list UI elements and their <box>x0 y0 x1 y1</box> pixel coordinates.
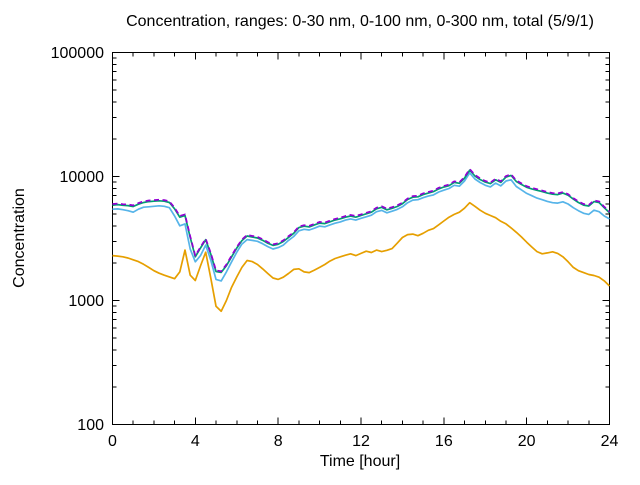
x-tick-label: 24 <box>601 433 619 450</box>
series-line-0-30-nm <box>112 201 611 313</box>
x-tick-label: 12 <box>352 433 370 450</box>
series-line-0-300-nm <box>112 169 611 274</box>
plot-border <box>112 52 610 425</box>
x-axis-label: Time [hour] <box>320 453 400 470</box>
y-axis-label: Concentration <box>11 188 28 288</box>
x-tick-label: 16 <box>435 433 453 450</box>
y-tick-label: 10000 <box>60 169 105 186</box>
y-tick-label: 100 <box>77 417 104 434</box>
x-tick-label: 4 <box>191 433 200 450</box>
x-tick-label: 0 <box>108 433 117 450</box>
plot-area: 0 4 8 12 16 20 24 100 1000 10000 100000 <box>51 45 619 450</box>
y-tick-label: 100000 <box>51 45 104 62</box>
y-tick-label: 1000 <box>68 293 104 310</box>
x-tick-label: 20 <box>518 433 536 450</box>
chart-title: Concentration, ranges: 0-30 nm, 0-100 nm… <box>126 13 594 30</box>
series-line-0-100-nm <box>112 172 610 282</box>
series-line-total <box>112 168 611 273</box>
x-tick-label: 8 <box>274 433 283 450</box>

=====

## What to do
Reproduce every line of the records above verbatim, but leave out the pictures.

## The completed task
list UI elements and their <box>x0 y0 x1 y1</box> pixel coordinates.
x-tick-label: 24 <box>601 433 619 450</box>
series-line-0-30-nm <box>112 201 611 313</box>
x-tick-label: 12 <box>352 433 370 450</box>
series-line-0-300-nm <box>112 169 611 274</box>
plot-border <box>112 52 610 425</box>
x-axis-label: Time [hour] <box>320 453 400 470</box>
y-axis-label: Concentration <box>11 188 28 288</box>
x-tick-label: 16 <box>435 433 453 450</box>
y-tick-label: 10000 <box>60 169 105 186</box>
y-tick-label: 100 <box>77 417 104 434</box>
x-tick-label: 4 <box>191 433 200 450</box>
x-tick-label: 0 <box>108 433 117 450</box>
plot-area: 0 4 8 12 16 20 24 100 1000 10000 100000 <box>51 45 619 450</box>
y-tick-label: 100000 <box>51 45 104 62</box>
y-tick-label: 1000 <box>68 293 104 310</box>
x-tick-label: 20 <box>518 433 536 450</box>
chart-title: Concentration, ranges: 0-30 nm, 0-100 nm… <box>126 13 594 30</box>
series-line-0-100-nm <box>112 172 610 282</box>
series-line-total <box>112 168 611 273</box>
x-tick-label: 8 <box>274 433 283 450</box>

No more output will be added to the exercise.